▶ [Aufgaben]:
1. Prüfe für jede der drei Aussagen, ob sie zum Seitenauszug passt, und antworte jeweils mit Ja oder Nein samt den entscheidenden Worten aus dem Seitenauszug im genauen Wortlaut: (a) János Lázár war früher Kanzleramtsminister. (b) Das Gesetz tritt am 1. November in Kraft. (c) Für die kommenden Tage wurden Razzien angekündigt.
2. Bearbeite den Abschnitt des Seitenauszugs, der bei „Ab heute werden“ beginnt und bei „angekündigt.“ endet: Gib ihn wieder und ersetze dabei „Razzien“ durch „Kontrollen“.
3. Fasse den Seitenauszug in zwei Sätzen zusammen.

+++ Seitenauszug

„So viel
man hat, genauso viel ist man wert“, hat János Lázár, ehemaliger
Kanzleramtsminister, der heuer in Wien war und davon berichtete, wie dystopisch es dort vor lauter „Migranten“ zuginge, vor ein paar Jahren gesagt.
Ab heute werden Menschen, die nichts haben, kriminalisiert. Ab 15. Oktober ist
nämlich das Gesetz in Kraft, das es bei Strafe verbietet, sich „dauerhaft auf
öffentlichem Grund aufzuhalten“. Razzien wurden für die kommenden Tage
angekündigt.

++++++
+++ Datenauszug

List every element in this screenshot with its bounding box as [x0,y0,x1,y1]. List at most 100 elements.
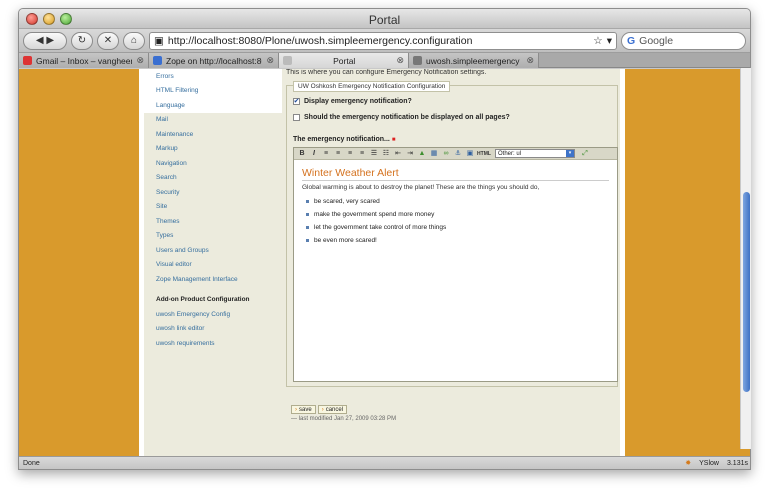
list-item-text: be scared, very scared [314,198,380,205]
list-item: make the government spend more money [302,208,609,221]
status-text: Done [23,459,40,467]
bold-button[interactable]: B [297,149,307,159]
back-forward-buttons[interactable]: ◀ ▶ [23,31,67,50]
reload-button[interactable]: ↻ [71,31,93,50]
cancel-label: cancel [325,406,344,413]
sidebar-item-link-editor[interactable]: uwosh link editor [144,322,282,337]
insert-image-icon[interactable]: ▲ [417,149,427,159]
sidebar-item-users-and-groups[interactable]: Users and Groups [144,243,282,258]
sidebar-item-visual-editor[interactable]: Visual editor [144,258,282,273]
tab-bar: Gmail – Inbox – vangheem@gm... ⊗ Zope on… [19,53,750,68]
tab-label: Zope on http://localhost:8080 [166,55,262,66]
sidebar-item-requirements[interactable]: uwosh requirements [144,336,282,351]
last-modified-text: — last modified Jan 27, 2009 03:28 PM [291,416,397,422]
align-left-icon[interactable]: ≡ [321,149,331,159]
close-tab-icon[interactable]: ⊗ [136,55,144,66]
home-icon: ⌂ [130,35,138,46]
list-item: be scared, very scared [302,195,609,208]
page-scrollbar[interactable] [740,68,751,449]
tab-portal[interactable]: Portal ⊗ [279,53,409,68]
required-marker: ■ [391,137,396,143]
bookmark-star-icon[interactable]: ☆ [593,35,602,47]
all-pages-checkbox[interactable] [293,114,300,121]
tab-label: uwosh.simpleemergency -- Nat... [426,55,522,66]
dropdown-icon[interactable]: ▾ [607,35,612,47]
sidebar-item-zmi[interactable]: Zope Management Interface [144,272,282,287]
emergency-config-fieldset: UW Oshkosh Emergency Notification Config… [286,81,618,387]
display-notification-row: ✔ Display emergency notification? [293,98,412,105]
insert-link-icon[interactable]: ∞ [441,149,451,159]
numbered-list-icon[interactable]: ☰ [369,149,379,159]
url-text[interactable]: http://localhost:8080/Plone/uwosh.simple… [168,35,589,47]
sidebar-item-markup[interactable]: Markup [144,142,282,157]
sidebar-item-security[interactable]: Security [144,185,282,200]
align-right-icon[interactable]: ≡ [345,149,355,159]
editor-document[interactable]: Winter Weather Alert Global warming is a… [294,160,617,254]
align-center-icon[interactable]: ≡ [333,149,343,159]
address-bar[interactable]: ▣ http://localhost:8080/Plone/uwosh.simp… [149,31,617,50]
list-item-text: let the government take control of more … [314,224,447,231]
addon-config-heading: Add-on Product Configuration [156,296,250,304]
list-item: let the government take control of more … [302,221,609,234]
document-list: be scared, very scared make the governme… [302,195,609,247]
intro-text: This is where you can configure Emergenc… [286,69,487,76]
select-arrow-icon: ▾ [566,150,574,157]
home-button[interactable]: ⌂ [123,31,145,50]
outdent-icon[interactable]: ⇤ [393,149,403,159]
form-buttons: › save › cancel [291,405,348,414]
navigation-toolbar: ◀ ▶ ↻ ✕ ⌂ ▣ http://localhost:8080/Plone/… [19,29,750,53]
insert-table-icon[interactable]: ▦ [429,149,439,159]
display-notification-checkbox[interactable]: ✔ [293,98,300,105]
italic-button[interactable]: I [309,149,319,159]
save-button[interactable]: › save [291,405,316,414]
arrow-icon: › [295,406,297,413]
bulleted-list-icon[interactable]: ☷ [381,149,391,159]
sidebar-item-search[interactable]: Search [144,171,282,186]
stop-icon: ✕ [103,35,113,46]
forward-arrow-icon[interactable]: ▶ [46,35,54,46]
cancel-button[interactable]: › cancel [317,405,348,414]
main-content: Errors HTML Filtering Language Mail Main… [144,69,620,458]
close-tab-icon[interactable]: ⊗ [526,55,534,66]
tab-uwosh[interactable]: uwosh.simpleemergency -- Nat... ⊗ [409,53,539,68]
close-tab-icon[interactable]: ⊗ [396,55,404,66]
sidebar-item-errors[interactable]: Errors [144,69,282,84]
bullet-icon [306,213,309,216]
justify-icon[interactable]: ≡ [357,149,367,159]
insert-object-icon[interactable]: ▣ [465,149,475,159]
sidebar-item-types[interactable]: Types [144,229,282,244]
all-pages-row: Should the emergency notification be dis… [293,114,510,121]
tab-label: Portal [333,55,356,66]
bullet-icon [306,200,309,203]
sidebar-item-mail[interactable]: Mail [144,113,282,128]
search-input[interactable]: G Google [621,31,746,50]
tab-zope[interactable]: Zope on http://localhost:8080 ⊗ [149,53,279,68]
window-title: Portal [368,13,401,27]
arrow-icon: › [321,406,324,413]
sidebar-item-html-filtering[interactable]: HTML Filtering [144,83,282,98]
sidebar-item-maintenance[interactable]: Maintenance [144,127,282,142]
back-arrow-icon[interactable]: ◀ [36,35,44,46]
close-tab-icon[interactable]: ⊗ [266,55,274,66]
firebug-icon[interactable]: ✸ [685,459,691,467]
sidebar-item-navigation[interactable]: Navigation [144,156,282,171]
html-source-button[interactable]: HTML [477,149,491,159]
fullscreen-icon[interactable]: ⤢ [580,149,590,159]
title-bar: Portal [19,9,750,29]
load-time: 3.131s [726,459,748,467]
yslow-label[interactable]: YSlow [699,460,719,467]
save-label: save [299,406,312,413]
page-icon [283,56,292,65]
stop-button[interactable]: ✕ [97,31,119,50]
rich-text-editor[interactable]: B I ≡ ≡ ≡ ≡ ☰ ☷ ⇤ ⇥ ▲ ▦ ∞ ⚓ ▣ HTML Other… [293,147,618,382]
scrollbar-thumb[interactable] [743,192,750,392]
indent-icon[interactable]: ⇥ [405,149,415,159]
style-select[interactable]: Other: ul ▾ [495,149,575,158]
anchor-icon[interactable]: ⚓ [453,149,463,159]
sidebar-item-language[interactable]: Language [144,98,282,113]
sidebar-item-site[interactable]: Site [144,200,282,215]
bullet-icon [306,226,309,229]
sidebar-item-emergency-config[interactable]: uwosh Emergency Config [144,307,282,322]
tab-gmail[interactable]: Gmail – Inbox – vangheem@gm... ⊗ [19,53,149,68]
sidebar-item-themes[interactable]: Themes [144,214,282,229]
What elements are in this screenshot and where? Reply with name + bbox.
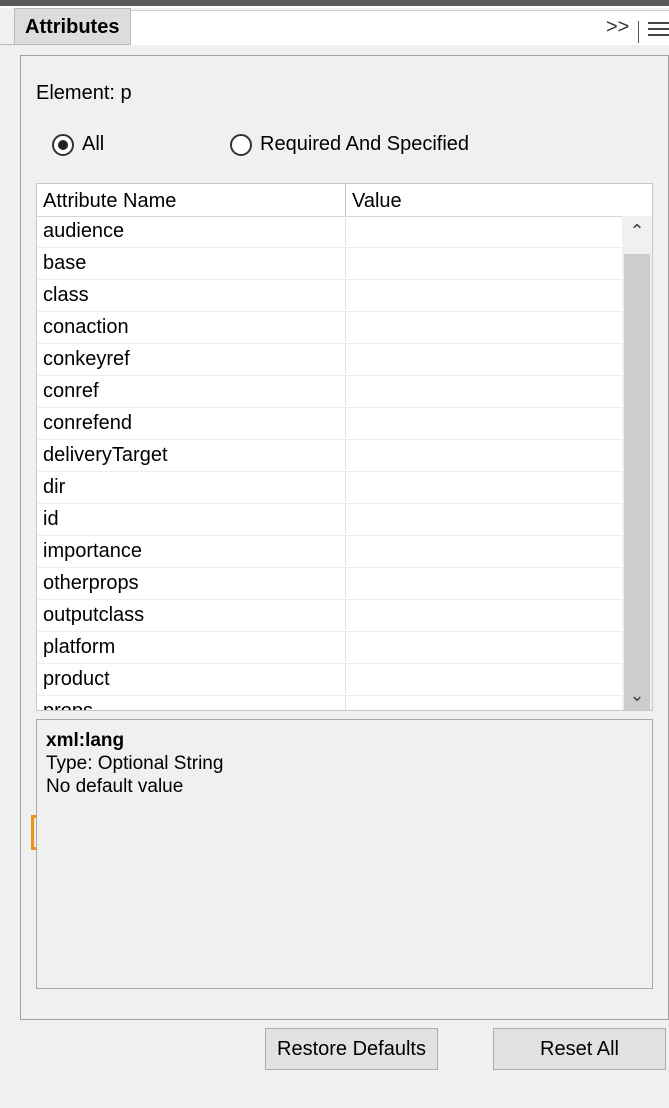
attribute-name-cell[interactable]: otherprops (37, 568, 346, 598)
table-body: audience base class conaction conkeyref conre… (37, 216, 622, 710)
table-row[interactable]: otherprops (37, 568, 622, 600)
attribute-name-cell[interactable]: importance (37, 536, 346, 566)
table-row[interactable]: deliveryTarget (37, 440, 622, 472)
attribute-name-cell[interactable]: dir (37, 472, 346, 502)
attribute-name-cell[interactable]: conaction (37, 312, 346, 342)
attribute-value-cell[interactable] (346, 408, 622, 438)
attribute-name-cell[interactable]: platform (37, 632, 346, 662)
table-row[interactable]: product (37, 664, 622, 696)
window-top-strip (0, 0, 669, 8)
table-row[interactable]: conaction (37, 312, 622, 344)
attribute-value-cell[interactable] (346, 632, 622, 662)
attribute-value-cell[interactable] (346, 216, 622, 246)
tab-separator (638, 21, 639, 43)
tab-bar-fill (131, 10, 669, 45)
attribute-name-cell[interactable]: conref (37, 376, 346, 406)
attribute-name-cell[interactable]: conrefend (37, 408, 346, 438)
attribute-name-cell[interactable]: class (37, 280, 346, 310)
attribute-value-cell[interactable] (346, 248, 622, 278)
table-scrollbar[interactable]: ⌃ ⌄ (622, 216, 652, 710)
table-row[interactable]: conref (37, 376, 622, 408)
radio-unchecked-icon[interactable] (230, 133, 252, 156)
attribute-name-cell[interactable]: product (37, 664, 346, 694)
attribute-name-cell[interactable]: audience (37, 216, 346, 246)
table-row[interactable]: dir (37, 472, 622, 504)
radio-required-and-specified[interactable]: Required And Specified (230, 133, 469, 156)
radio-required-label: Required And Specified (260, 133, 470, 155)
attribute-value-cell[interactable] (346, 344, 622, 374)
attribute-description: xml:lang Type: Optional String No defaul… (36, 719, 653, 989)
table-row[interactable]: id (37, 504, 622, 536)
table-row[interactable]: base (37, 248, 622, 280)
attribute-value-cell[interactable] (346, 376, 622, 406)
element-label: Element: p (36, 82, 132, 104)
attribute-value-cell[interactable] (346, 696, 622, 710)
attribute-value-cell[interactable] (346, 312, 622, 342)
reset-all-button[interactable]: Reset All (493, 1028, 666, 1070)
overflow-chevron-icon[interactable]: >> (606, 16, 629, 39)
tab-attributes[interactable]: Attributes (14, 8, 131, 44)
table-row[interactable]: platform (37, 632, 622, 664)
description-title: xml:lang (46, 730, 125, 751)
table-row[interactable]: importance (37, 536, 622, 568)
attributes-table: Attribute Name Value audience base class co… (36, 183, 653, 711)
attribute-value-cell[interactable] (346, 280, 622, 310)
attribute-value-cell[interactable] (346, 504, 622, 534)
description-default: No default value (46, 776, 184, 797)
column-header-attribute-name[interactable]: Attribute Name (37, 184, 346, 216)
attribute-value-cell[interactable] (346, 440, 622, 470)
attribute-value-cell[interactable] (346, 600, 622, 630)
attribute-value-cell[interactable] (346, 472, 622, 502)
radio-all-label: All (82, 133, 105, 155)
hamburger-menu-icon[interactable] (648, 22, 669, 42)
table-row[interactable]: audience (37, 216, 622, 248)
column-header-value[interactable]: Value (346, 184, 636, 216)
attribute-value-cell[interactable] (346, 664, 622, 694)
radio-all[interactable]: All (52, 133, 104, 156)
chevron-down-icon[interactable]: ⌄ (622, 680, 652, 710)
attribute-name-cell[interactable]: base (37, 248, 346, 278)
attribute-name-cell[interactable]: props (37, 696, 346, 710)
radio-checked-icon[interactable] (52, 133, 74, 156)
chevron-up-icon[interactable]: ⌃ (622, 216, 652, 246)
attribute-value-cell[interactable] (346, 536, 622, 566)
description-type: Type: Optional String (46, 753, 224, 774)
attribute-name-cell[interactable]: deliveryTarget (37, 440, 346, 470)
table-row[interactable]: props (37, 696, 622, 710)
attribute-value-cell[interactable] (346, 568, 622, 598)
table-row[interactable]: class (37, 280, 622, 312)
table-row[interactable]: outputclass (37, 600, 622, 632)
table-header: Attribute Name Value (37, 184, 652, 217)
restore-defaults-button[interactable]: Restore Defaults (265, 1028, 438, 1070)
attribute-name-cell[interactable]: conkeyref (37, 344, 346, 374)
table-row[interactable]: conkeyref (37, 344, 622, 376)
attribute-name-cell[interactable]: outputclass (37, 600, 346, 630)
table-row[interactable]: conrefend (37, 408, 622, 440)
attribute-name-cell[interactable]: id (37, 504, 346, 534)
scrollbar-thumb[interactable] (624, 254, 650, 710)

++++++

▶ [Erwartete Antworten]:
1.
(a) Ja: „ehemaliger Kanzleramtsminister“
(b) Nein: „Ab 15. Oktober ist nämlich das Gesetz in Kraft“
(c) Ja: „Razzien wurden für die kommenden Tage angekündigt“

2.
Ab heute werden Menschen, die nichts haben, kriminalisiert. Ab 15. Oktober ist
nämlich das Gesetz in Kraft, das es bei Strafe verbietet, sich „dauerhaft auf
öffentlichem Grund aufzuhalten“. Kontrollen wurden für die kommenden Tage
angekündigt.

3. János Lázár, ehemaliger Kanzleramtsminister, hat vor ein paar Jahren gesagt, man sei genauso viel wert, wie man habe. Ab 15. Oktober gilt ein Gesetz, das es bei Strafe verbietet, sich „dauerhaft auf öffentlichem Grund aufzuhalten“, womit Menschen, die nichts haben, kriminalisiert werden, und für die kommenden Tage wurden Razzien angekündigt.